**** Entries supplied

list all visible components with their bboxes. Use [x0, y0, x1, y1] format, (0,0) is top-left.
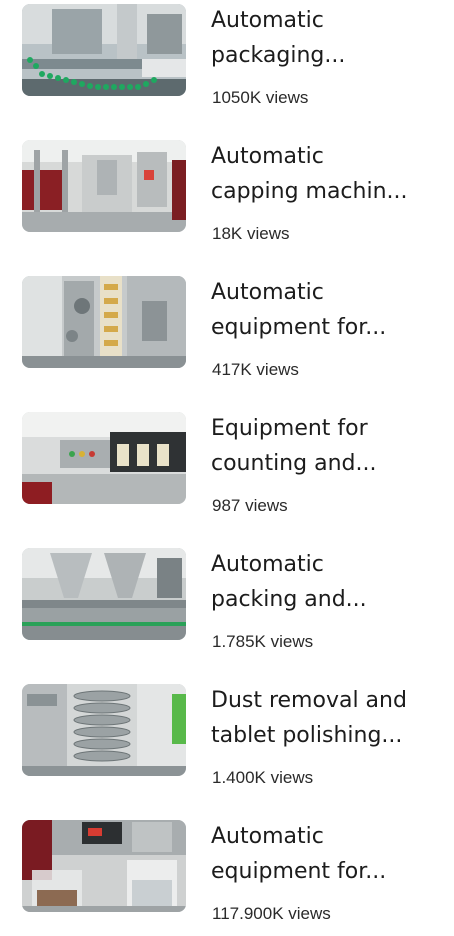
- thumbnail-image: [22, 276, 186, 368]
- video-thumbnail[interactable]: [22, 140, 186, 232]
- video-title-line: capping machin...: [211, 179, 408, 204]
- thumbnail-image: [22, 684, 186, 776]
- video-title-line: packaging...: [211, 43, 346, 68]
- video-title-line: tablet polishing...: [211, 723, 403, 748]
- video-title[interactable]: Equipment for counting and...: [211, 411, 443, 481]
- video-item[interactable]: Automatic equipment for... 117.900K view…: [0, 816, 454, 936]
- video-title-line: equipment for...: [211, 859, 387, 884]
- video-title[interactable]: Automatic packing and...: [211, 547, 443, 617]
- video-title-line: Automatic: [211, 144, 324, 169]
- video-title-line: packing and...: [211, 587, 367, 612]
- video-title[interactable]: Automatic packaging...: [211, 3, 443, 73]
- view-count: 1050K views: [212, 88, 309, 107]
- thumbnail-image: [22, 548, 186, 640]
- video-thumbnail[interactable]: [22, 276, 186, 368]
- video-item[interactable]: Automatic capping machin... 18K views: [0, 136, 454, 256]
- video-item[interactable]: Dust removal and tablet polishing... 1.4…: [0, 680, 454, 800]
- video-title[interactable]: Dust removal and tablet polishing...: [211, 683, 443, 753]
- thumbnail-image: [22, 4, 186, 96]
- video-title-line: counting and...: [211, 451, 377, 476]
- video-title-line: Automatic: [211, 8, 324, 33]
- video-title[interactable]: Automatic equipment for...: [211, 819, 443, 889]
- video-title-line: Dust removal and: [211, 688, 407, 713]
- video-list: Automatic packaging... 1050K views Autom…: [0, 0, 454, 925]
- video-title-line: equipment for...: [211, 315, 387, 340]
- view-count: 117.900K views: [212, 904, 331, 923]
- view-count: 18K views: [212, 224, 290, 243]
- video-thumbnail[interactable]: [22, 548, 186, 640]
- video-title[interactable]: Automatic equipment for...: [211, 275, 443, 345]
- video-thumbnail[interactable]: [22, 684, 186, 776]
- video-title-line: Automatic: [211, 824, 324, 849]
- video-title-line: Automatic: [211, 552, 324, 577]
- view-count: 1.400K views: [212, 768, 314, 787]
- thumbnail-image: [22, 820, 186, 912]
- video-item[interactable]: Equipment for counting and... 987 views: [0, 408, 454, 528]
- video-thumbnail[interactable]: [22, 820, 186, 912]
- thumbnail-image: [22, 412, 186, 504]
- thumbnail-image: [22, 140, 186, 232]
- video-title[interactable]: Automatic capping machin...: [211, 139, 443, 209]
- video-thumbnail[interactable]: [22, 412, 186, 504]
- video-item[interactable]: Automatic packaging... 1050K views: [0, 0, 454, 120]
- view-count: 417K views: [212, 360, 299, 379]
- video-item[interactable]: Automatic packing and... 1.785K views: [0, 544, 454, 664]
- video-thumbnail[interactable]: [22, 4, 186, 96]
- view-count: 1.785K views: [212, 632, 314, 651]
- video-title-line: Equipment for: [211, 416, 368, 441]
- view-count: 987 views: [212, 496, 288, 515]
- video-title-line: Automatic: [211, 280, 324, 305]
- video-item[interactable]: Automatic equipment for... 417K views: [0, 272, 454, 392]
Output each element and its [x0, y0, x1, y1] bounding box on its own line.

********

**Task description**
Please write out every line of the items above word for word, leaving the pictures out of your answer.

**Response**
list all visible components with their bboxes. Use [x0, y0, x1, y1] format, (0,0) is top-left.
- thumbnail-image: [22, 276, 186, 368]
- video-thumbnail[interactable]: [22, 140, 186, 232]
- video-title-line: capping machin...: [211, 179, 408, 204]
- thumbnail-image: [22, 684, 186, 776]
- video-title-line: packaging...: [211, 43, 346, 68]
- video-title-line: tablet polishing...: [211, 723, 403, 748]
- video-title[interactable]: Equipment for counting and...: [211, 411, 443, 481]
- video-item[interactable]: Automatic equipment for... 117.900K view…: [0, 816, 454, 936]
- video-title-line: equipment for...: [211, 859, 387, 884]
- video-title[interactable]: Automatic packing and...: [211, 547, 443, 617]
- video-title-line: Automatic: [211, 144, 324, 169]
- video-title-line: packing and...: [211, 587, 367, 612]
- video-title[interactable]: Automatic packaging...: [211, 3, 443, 73]
- view-count: 1050K views: [212, 88, 309, 107]
- thumbnail-image: [22, 548, 186, 640]
- video-thumbnail[interactable]: [22, 276, 186, 368]
- video-item[interactable]: Automatic capping machin... 18K views: [0, 136, 454, 256]
- video-item[interactable]: Dust removal and tablet polishing... 1.4…: [0, 680, 454, 800]
- video-title[interactable]: Dust removal and tablet polishing...: [211, 683, 443, 753]
- thumbnail-image: [22, 4, 186, 96]
- video-title-line: counting and...: [211, 451, 377, 476]
- video-title-line: Automatic: [211, 8, 324, 33]
- video-title[interactable]: Automatic equipment for...: [211, 819, 443, 889]
- video-title-line: Dust removal and: [211, 688, 407, 713]
- video-list: Automatic packaging... 1050K views Autom…: [0, 0, 454, 925]
- video-title-line: equipment for...: [211, 315, 387, 340]
- view-count: 117.900K views: [212, 904, 331, 923]
- view-count: 18K views: [212, 224, 290, 243]
- video-thumbnail[interactable]: [22, 548, 186, 640]
- video-title[interactable]: Automatic equipment for...: [211, 275, 443, 345]
- video-thumbnail[interactable]: [22, 684, 186, 776]
- video-title-line: Automatic: [211, 824, 324, 849]
- video-title-line: Automatic: [211, 552, 324, 577]
- view-count: 1.400K views: [212, 768, 314, 787]
- thumbnail-image: [22, 820, 186, 912]
- video-item[interactable]: Equipment for counting and... 987 views: [0, 408, 454, 528]
- video-thumbnail[interactable]: [22, 820, 186, 912]
- thumbnail-image: [22, 412, 186, 504]
- thumbnail-image: [22, 140, 186, 232]
- video-title[interactable]: Automatic capping machin...: [211, 139, 443, 209]
- video-thumbnail[interactable]: [22, 412, 186, 504]
- video-item[interactable]: Automatic packaging... 1050K views: [0, 0, 454, 120]
- view-count: 417K views: [212, 360, 299, 379]
- video-item[interactable]: Automatic packing and... 1.785K views: [0, 544, 454, 664]
- video-thumbnail[interactable]: [22, 4, 186, 96]
- view-count: 1.785K views: [212, 632, 314, 651]
- video-title-line: Equipment for: [211, 416, 368, 441]
- view-count: 987 views: [212, 496, 288, 515]
- video-title-line: Automatic: [211, 280, 324, 305]
- video-item[interactable]: Automatic equipment for... 417K views: [0, 272, 454, 392]
Output each element and its [x0, y0, x1, y1] bounding box on its own line.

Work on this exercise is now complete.